### WHAT IS REQUIRED
Restate the data exactly as given and keep the pictures out.

________________________________________

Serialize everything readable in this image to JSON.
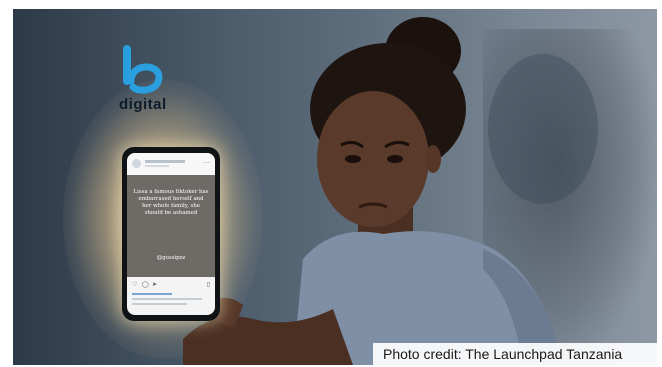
{
  "logo": {
    "mark_color": "#2a9fe0",
    "text": "digital"
  },
  "phone_post": {
    "text": "Lissa a famous tiktoker has embarrased herself and her whole family, she should be ashamed",
    "handle": "@gossipzz"
  },
  "caption": {
    "credit": "Photo credit: The Launchpad Tanzania"
  },
  "colors": {
    "background_dark": "#2d3a48",
    "glow": "#ffecbe",
    "shirt": "#7f8fa6",
    "skin": "#5a3a2a"
  }
}
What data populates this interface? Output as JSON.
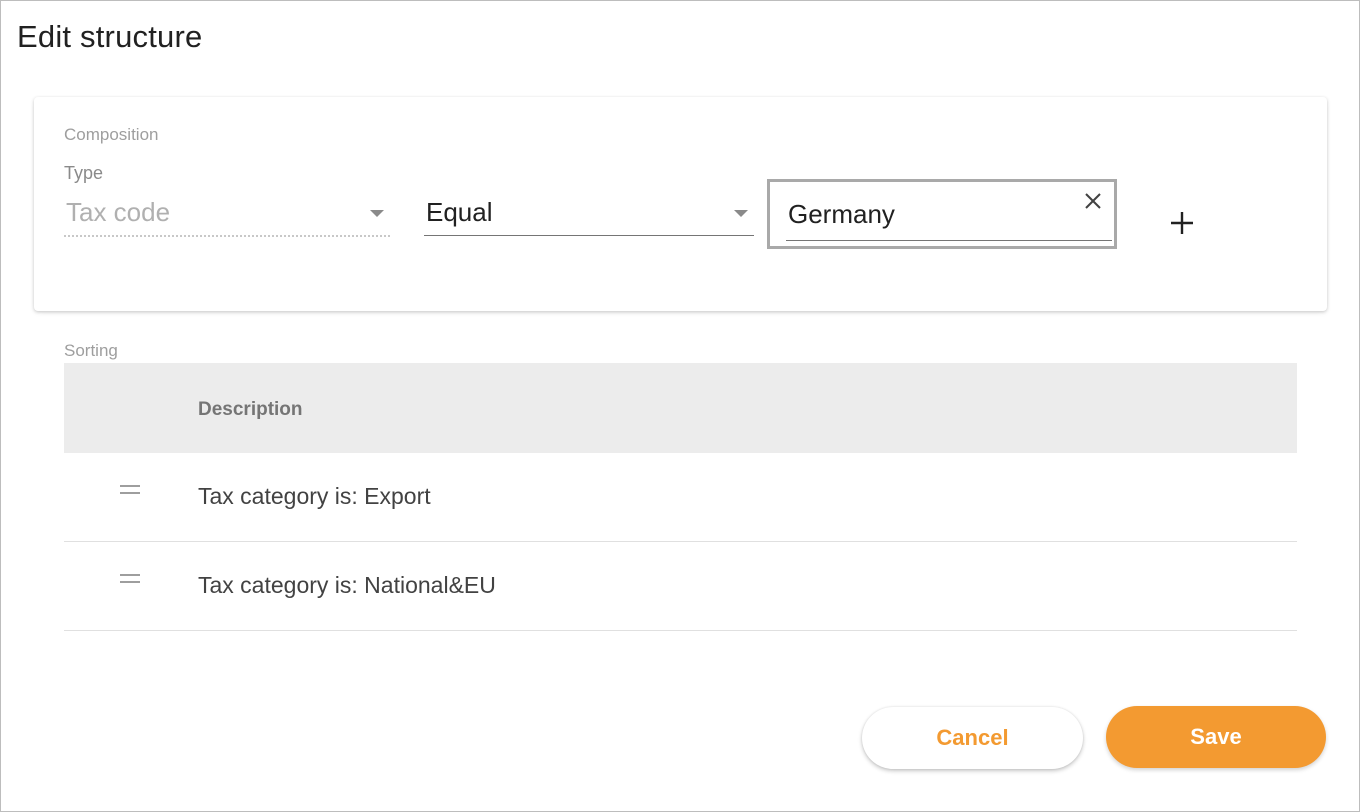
{
  "dialog": {
    "title": "Edit structure"
  },
  "composition": {
    "label": "Composition",
    "type_caption": "Type",
    "type_placeholder": "Tax code",
    "operator_value": "Equal",
    "value_input": "Germany",
    "icons": {
      "clear": "close-icon",
      "add": "plus-icon",
      "dropdown": "caret-down-icon"
    }
  },
  "sorting": {
    "label": "Sorting",
    "header": {
      "description": "Description"
    },
    "rows": [
      {
        "description": "Tax category is: Export",
        "handle_icon": "drag-handle-icon"
      },
      {
        "description": "Tax category is: National&EU",
        "handle_icon": "drag-handle-icon"
      }
    ]
  },
  "actions": {
    "cancel_label": "Cancel",
    "save_label": "Save"
  },
  "colors": {
    "accent": "#f39a31",
    "header_bg": "#ececec",
    "muted_text": "#9e9e9e"
  }
}
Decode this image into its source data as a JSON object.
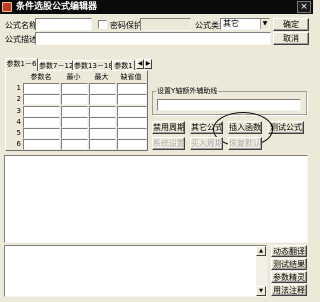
{
  "window": {
    "title": "条件选股公式编辑器",
    "close_label": "×"
  },
  "header": {
    "name_label": "公式名称",
    "name_value": "",
    "password_label": "密码保护",
    "password_checked": false,
    "password_value": "",
    "type_label": "公式类型",
    "type_value": "其它",
    "confirm_button": "确定",
    "cancel_button": "取消",
    "desc_label": "公式描述",
    "desc_value": ""
  },
  "tabs": [
    {
      "label": "参数1－6"
    },
    {
      "label": "参数7－12"
    },
    {
      "label": "参数13－18"
    },
    {
      "label": "参数1"
    }
  ],
  "tab_scroll": {
    "left": "◀",
    "right": "▶"
  },
  "param_table": {
    "headers": [
      "参数名",
      "最小",
      "最大",
      "缺省值"
    ],
    "rows": [
      {
        "num": "1",
        "name": "",
        "min": "",
        "max": "",
        "default": ""
      },
      {
        "num": "2",
        "name": "",
        "min": "",
        "max": "",
        "default": ""
      },
      {
        "num": "3",
        "name": "",
        "min": "",
        "max": "",
        "default": ""
      },
      {
        "num": "4",
        "name": "",
        "min": "",
        "max": "",
        "default": ""
      },
      {
        "num": "5",
        "name": "",
        "min": "",
        "max": "",
        "default": ""
      },
      {
        "num": "6",
        "name": "",
        "min": "",
        "max": "",
        "default": ""
      }
    ]
  },
  "settings": {
    "group_label": "设置Y轴额外辅助线",
    "value": ""
  },
  "actions": {
    "disable_period": "禁用周期",
    "other_formula": "其它公式",
    "insert_function": "插入函数",
    "test_formula": "测试公式",
    "system_settings": "系统设置",
    "import_period": "买入周期",
    "restore_default": "恢复默认"
  },
  "bottom_buttons": {
    "dynamic_translate": "动态翻译",
    "test_result": "测试结果",
    "param_wizard": "参数精灵",
    "usage_notes": "用法注释"
  },
  "scrollbar": {
    "up": "▲",
    "down": "▼"
  }
}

________________________________________

### RESULT OF THIS EXERCISE
Serialize everything readable in this image to JSON.
{
  "logo": {
    "mark_color": "#2a9fe0",
    "text": "digital"
  },
  "phone_post": {
    "text": "Lissa a famous tiktoker has embarrased herself and her whole family, she should be ashamed",
    "handle": "@gossipzz"
  },
  "caption": {
    "credit": "Photo credit: The Launchpad Tanzania"
  },
  "colors": {
    "background_dark": "#2d3a48",
    "glow": "#ffecbe",
    "shirt": "#7f8fa6",
    "skin": "#5a3a2a"
  }
}
What data populates this interface? Output as JSON.
{
  "dialog": {
    "title": "Edit structure"
  },
  "composition": {
    "label": "Composition",
    "type_caption": "Type",
    "type_placeholder": "Tax code",
    "operator_value": "Equal",
    "value_input": "Germany",
    "icons": {
      "clear": "close-icon",
      "add": "plus-icon",
      "dropdown": "caret-down-icon"
    }
  },
  "sorting": {
    "label": "Sorting",
    "header": {
      "description": "Description"
    },
    "rows": [
      {
        "description": "Tax category is: Export",
        "handle_icon": "drag-handle-icon"
      },
      {
        "description": "Tax category is: National&EU",
        "handle_icon": "drag-handle-icon"
      }
    ]
  },
  "actions": {
    "cancel_label": "Cancel",
    "save_label": "Save"
  },
  "colors": {
    "accent": "#f39a31",
    "header_bg": "#ececec",
    "muted_text": "#9e9e9e"
  }
}
Decode this image into its source data as a JSON object.
{
  "window": {
    "title": "条件选股公式编辑器",
    "close_label": "×"
  },
  "header": {
    "name_label": "公式名称",
    "name_value": "",
    "password_label": "密码保护",
    "password_checked": false,
    "password_value": "",
    "type_label": "公式类型",
    "type_value": "其它",
    "confirm_button": "确定",
    "cancel_button": "取消",
    "desc_label": "公式描述",
    "desc_value": ""
  },
  "tabs": [
    {
      "label": "参数1－6"
    },
    {
      "label": "参数7－12"
    },
    {
      "label": "参数13－18"
    },
    {
      "label": "参数1"
    }
  ],
  "tab_scroll": {
    "left": "◀",
    "right": "▶"
  },
  "param_table": {
    "headers": [
      "参数名",
      "最小",
      "最大",
      "缺省值"
    ],
    "rows": [
      {
        "num": "1",
        "name": "",
        "min": "",
        "max": "",
        "default": ""
      },
      {
        "num": "2",
        "name": "",
        "min": "",
        "max": "",
        "default": ""
      },
      {
        "num": "3",
        "name": "",
        "min": "",
        "max": "",
        "default": ""
      },
      {
        "num": "4",
        "name": "",
        "min": "",
        "max": "",
        "default": ""
      },
      {
        "num": "5",
        "name": "",
        "min": "",
        "max": "",
        "default": ""
      },
      {
        "num": "6",
        "name": "",
        "min": "",
        "max": "",
        "default": ""
      }
    ]
  },
  "settings": {
    "group_label": "设置Y轴额外辅助线",
    "value": ""
  },
  "actions": {
    "disable_period": "禁用周期",
    "other_formula": "其它公式",
    "insert_function": "插入函数",
    "test_formula": "测试公式",
    "system_settings": "系统设置",
    "import_period": "买入周期",
    "restore_default": "恢复默认"
  },
  "bottom_buttons": {
    "dynamic_translate": "动态翻译",
    "test_result": "测试结果",
    "param_wizard": "参数精灵",
    "usage_notes": "用法注释"
  },
  "scrollbar": {
    "up": "▲",
    "down": "▼"
  }
}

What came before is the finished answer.